• _Rows from a figure dataset_
-*-*-
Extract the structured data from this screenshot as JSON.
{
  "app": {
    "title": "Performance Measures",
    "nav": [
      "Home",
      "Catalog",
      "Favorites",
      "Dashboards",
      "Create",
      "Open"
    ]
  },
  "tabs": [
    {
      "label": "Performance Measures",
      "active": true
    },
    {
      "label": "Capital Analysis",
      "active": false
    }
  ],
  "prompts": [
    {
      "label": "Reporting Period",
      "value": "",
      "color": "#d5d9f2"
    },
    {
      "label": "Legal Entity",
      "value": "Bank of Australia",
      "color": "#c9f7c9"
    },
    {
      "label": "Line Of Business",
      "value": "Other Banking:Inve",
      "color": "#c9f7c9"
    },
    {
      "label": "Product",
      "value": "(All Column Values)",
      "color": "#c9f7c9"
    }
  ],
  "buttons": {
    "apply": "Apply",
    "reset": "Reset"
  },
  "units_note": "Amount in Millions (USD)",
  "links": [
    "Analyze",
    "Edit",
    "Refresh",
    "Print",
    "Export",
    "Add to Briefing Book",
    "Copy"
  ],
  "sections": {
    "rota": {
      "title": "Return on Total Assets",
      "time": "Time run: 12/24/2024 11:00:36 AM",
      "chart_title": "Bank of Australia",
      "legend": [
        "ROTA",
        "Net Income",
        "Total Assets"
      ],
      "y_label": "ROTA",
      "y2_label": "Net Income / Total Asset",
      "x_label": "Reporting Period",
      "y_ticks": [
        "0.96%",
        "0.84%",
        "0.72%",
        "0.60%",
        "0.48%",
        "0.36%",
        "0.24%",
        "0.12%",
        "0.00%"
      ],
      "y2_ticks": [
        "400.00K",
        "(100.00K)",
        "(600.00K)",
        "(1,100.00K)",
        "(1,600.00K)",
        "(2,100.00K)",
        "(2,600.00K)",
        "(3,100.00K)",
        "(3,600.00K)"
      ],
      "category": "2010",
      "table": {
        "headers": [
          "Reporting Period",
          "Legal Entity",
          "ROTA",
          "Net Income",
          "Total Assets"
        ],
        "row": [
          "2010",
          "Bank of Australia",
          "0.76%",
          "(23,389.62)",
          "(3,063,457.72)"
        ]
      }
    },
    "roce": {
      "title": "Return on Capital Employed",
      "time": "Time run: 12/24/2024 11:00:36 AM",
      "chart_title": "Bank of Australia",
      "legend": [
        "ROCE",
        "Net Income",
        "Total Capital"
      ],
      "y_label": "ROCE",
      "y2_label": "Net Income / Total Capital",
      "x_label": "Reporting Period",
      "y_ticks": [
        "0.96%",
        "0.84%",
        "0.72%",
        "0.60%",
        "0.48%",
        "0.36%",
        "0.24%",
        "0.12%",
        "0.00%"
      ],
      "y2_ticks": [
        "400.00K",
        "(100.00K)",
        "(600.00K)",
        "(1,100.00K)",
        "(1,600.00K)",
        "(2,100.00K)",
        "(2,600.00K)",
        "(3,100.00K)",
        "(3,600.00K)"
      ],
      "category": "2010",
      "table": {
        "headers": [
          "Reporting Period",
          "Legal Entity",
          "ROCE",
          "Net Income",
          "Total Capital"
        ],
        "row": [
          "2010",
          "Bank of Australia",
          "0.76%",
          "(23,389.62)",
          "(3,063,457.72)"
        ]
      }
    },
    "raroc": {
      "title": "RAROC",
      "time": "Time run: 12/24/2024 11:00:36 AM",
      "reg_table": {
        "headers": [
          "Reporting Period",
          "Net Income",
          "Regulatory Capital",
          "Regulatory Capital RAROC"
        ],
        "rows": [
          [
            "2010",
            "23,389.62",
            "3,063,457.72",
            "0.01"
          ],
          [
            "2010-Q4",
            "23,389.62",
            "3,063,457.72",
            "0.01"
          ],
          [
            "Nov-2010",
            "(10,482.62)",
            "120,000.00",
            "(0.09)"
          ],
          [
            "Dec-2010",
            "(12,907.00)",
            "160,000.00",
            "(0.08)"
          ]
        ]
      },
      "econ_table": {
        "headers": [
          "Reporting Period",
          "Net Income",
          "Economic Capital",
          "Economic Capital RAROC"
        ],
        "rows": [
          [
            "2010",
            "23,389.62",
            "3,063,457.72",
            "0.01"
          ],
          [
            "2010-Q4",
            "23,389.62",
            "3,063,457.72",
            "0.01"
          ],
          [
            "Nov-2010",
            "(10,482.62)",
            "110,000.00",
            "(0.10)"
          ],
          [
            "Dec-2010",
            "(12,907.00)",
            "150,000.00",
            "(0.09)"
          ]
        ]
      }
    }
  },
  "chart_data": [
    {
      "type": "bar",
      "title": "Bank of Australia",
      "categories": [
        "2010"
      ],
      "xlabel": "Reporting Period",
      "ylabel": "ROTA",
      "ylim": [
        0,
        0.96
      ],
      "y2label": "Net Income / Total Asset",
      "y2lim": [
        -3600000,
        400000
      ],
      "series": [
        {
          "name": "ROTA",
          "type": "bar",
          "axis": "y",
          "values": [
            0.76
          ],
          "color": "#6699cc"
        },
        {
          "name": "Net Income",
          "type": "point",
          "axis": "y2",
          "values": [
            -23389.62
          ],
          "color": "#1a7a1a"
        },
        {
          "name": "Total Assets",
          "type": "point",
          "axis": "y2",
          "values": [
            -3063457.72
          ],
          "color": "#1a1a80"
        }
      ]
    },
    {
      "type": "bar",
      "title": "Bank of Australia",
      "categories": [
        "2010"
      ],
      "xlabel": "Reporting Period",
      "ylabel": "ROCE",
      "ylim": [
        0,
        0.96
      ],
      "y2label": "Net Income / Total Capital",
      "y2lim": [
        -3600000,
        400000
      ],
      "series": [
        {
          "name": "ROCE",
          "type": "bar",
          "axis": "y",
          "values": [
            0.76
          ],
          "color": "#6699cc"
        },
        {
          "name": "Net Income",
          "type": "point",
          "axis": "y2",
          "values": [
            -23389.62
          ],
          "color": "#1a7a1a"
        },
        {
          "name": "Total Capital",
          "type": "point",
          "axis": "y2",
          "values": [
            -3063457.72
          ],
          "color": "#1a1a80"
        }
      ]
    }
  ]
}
-*-*-
• _TASK TO COMPLETE_
Print all of the entries again, exactly as written.

• _CORRECT RESULT_
Extract the structured data from this screenshot as JSON.
{
  "app": {
    "title": "Performance Measures",
    "nav": [
      "Home",
      "Catalog",
      "Favorites",
      "Dashboards",
      "Create",
      "Open"
    ]
  },
  "tabs": [
    {
      "label": "Performance Measures",
      "active": true
    },
    {
      "label": "Capital Analysis",
      "active": false
    }
  ],
  "prompts": [
    {
      "label": "Reporting Period",
      "value": "",
      "color": "#d5d9f2"
    },
    {
      "label": "Legal Entity",
      "value": "Bank of Australia",
      "color": "#c9f7c9"
    },
    {
      "label": "Line Of Business",
      "value": "Other Banking:Inve",
      "color": "#c9f7c9"
    },
    {
      "label": "Product",
      "value": "(All Column Values)",
      "color": "#c9f7c9"
    }
  ],
  "buttons": {
    "apply": "Apply",
    "reset": "Reset"
  },
  "units_note": "Amount in Millions (USD)",
  "links": [
    "Analyze",
    "Edit",
    "Refresh",
    "Print",
    "Export",
    "Add to Briefing Book",
    "Copy"
  ],
  "sections": {
    "rota": {
      "title": "Return on Total Assets",
      "time": "Time run: 12/24/2024 11:00:36 AM",
      "chart_title": "Bank of Australia",
      "legend": [
        "ROTA",
        "Net Income",
        "Total Assets"
      ],
      "y_label": "ROTA",
      "y2_label": "Net Income / Total Asset",
      "x_label": "Reporting Period",
      "y_ticks": [
        "0.96%",
        "0.84%",
        "0.72%",
        "0.60%",
        "0.48%",
        "0.36%",
        "0.24%",
        "0.12%",
        "0.00%"
      ],
      "y2_ticks": [
        "400.00K",
        "(100.00K)",
        "(600.00K)",
        "(1,100.00K)",
        "(1,600.00K)",
        "(2,100.00K)",
        "(2,600.00K)",
        "(3,100.00K)",
        "(3,600.00K)"
      ],
      "category": "2010",
      "table": {
        "headers": [
          "Reporting Period",
          "Legal Entity",
          "ROTA",
          "Net Income",
          "Total Assets"
        ],
        "row": [
          "2010",
          "Bank of Australia",
          "0.76%",
          "(23,389.62)",
          "(3,063,457.72)"
        ]
      }
    },
    "roce": {
      "title": "Return on Capital Employed",
      "time": "Time run: 12/24/2024 11:00:36 AM",
      "chart_title": "Bank of Australia",
      "legend": [
        "ROCE",
        "Net Income",
        "Total Capital"
      ],
      "y_label": "ROCE",
      "y2_label": "Net Income / Total Capital",
      "x_label": "Reporting Period",
      "y_ticks": [
        "0.96%",
        "0.84%",
        "0.72%",
        "0.60%",
        "0.48%",
        "0.36%",
        "0.24%",
        "0.12%",
        "0.00%"
      ],
      "y2_ticks": [
        "400.00K",
        "(100.00K)",
        "(600.00K)",
        "(1,100.00K)",
        "(1,600.00K)",
        "(2,100.00K)",
        "(2,600.00K)",
        "(3,100.00K)",
        "(3,600.00K)"
      ],
      "category": "2010",
      "table": {
        "headers": [
          "Reporting Period",
          "Legal Entity",
          "ROCE",
          "Net Income",
          "Total Capital"
        ],
        "row": [
          "2010",
          "Bank of Australia",
          "0.76%",
          "(23,389.62)",
          "(3,063,457.72)"
        ]
      }
    },
    "raroc": {
      "title": "RAROC",
      "time": "Time run: 12/24/2024 11:00:36 AM",
      "reg_table": {
        "headers": [
          "Reporting Period",
          "Net Income",
          "Regulatory Capital",
          "Regulatory Capital RAROC"
        ],
        "rows": [
          [
            "2010",
            "23,389.62",
            "3,063,457.72",
            "0.01"
          ],
          [
            "2010-Q4",
            "23,389.62",
            "3,063,457.72",
            "0.01"
          ],
          [
            "Nov-2010",
            "(10,482.62)",
            "120,000.00",
            "(0.09)"
          ],
          [
            "Dec-2010",
            "(12,907.00)",
            "160,000.00",
            "(0.08)"
          ]
        ]
      },
      "econ_table": {
        "headers": [
          "Reporting Period",
          "Net Income",
          "Economic Capital",
          "Economic Capital RAROC"
        ],
        "rows": [
          [
            "2010",
            "23,389.62",
            "3,063,457.72",
            "0.01"
          ],
          [
            "2010-Q4",
            "23,389.62",
            "3,063,457.72",
            "0.01"
          ],
          [
            "Nov-2010",
            "(10,482.62)",
            "110,000.00",
            "(0.10)"
          ],
          [
            "Dec-2010",
            "(12,907.00)",
            "150,000.00",
            "(0.09)"
          ]
        ]
      }
    }
  },
  "chart_data": [
    {
      "type": "bar",
      "title": "Bank of Australia",
      "categories": [
        "2010"
      ],
      "xlabel": "Reporting Period",
      "ylabel": "ROTA",
      "ylim": [
        0,
        0.96
      ],
      "y2label": "Net Income / Total Asset",
      "y2lim": [
        -3600000,
        400000
      ],
      "series": [
        {
          "name": "ROTA",
          "type": "bar",
          "axis": "y",
          "values": [
            0.76
          ],
          "color": "#6699cc"
        },
        {
          "name": "Net Income",
          "type": "point",
          "axis": "y2",
          "values": [
            -23389.62
          ],
          "color": "#1a7a1a"
        },
        {
          "name": "Total Assets",
          "type": "point",
          "axis": "y2",
          "values": [
            -3063457.72
          ],
          "color": "#1a1a80"
        }
      ]
    },
    {
      "type": "bar",
      "title": "Bank of Australia",
      "categories": [
        "2010"
      ],
      "xlabel": "Reporting Period",
      "ylabel": "ROCE",
      "ylim": [
        0,
        0.96
      ],
      "y2label": "Net Income / Total Capital",
      "y2lim": [
        -3600000,
        400000
      ],
      "series": [
        {
          "name": "ROCE",
          "type": "bar",
          "axis": "y",
          "values": [
            0.76
          ],
          "color": "#6699cc"
        },
        {
          "name": "Net Income",
          "type": "point",
          "axis": "y2",
          "values": [
            -23389.62
          ],
          "color": "#1a7a1a"
        },
        {
          "name": "Total Capital",
          "type": "point",
          "axis": "y2",
          "values": [
            -3063457.72
          ],
          "color": "#1a1a80"
        }
      ]
    }
  ]
}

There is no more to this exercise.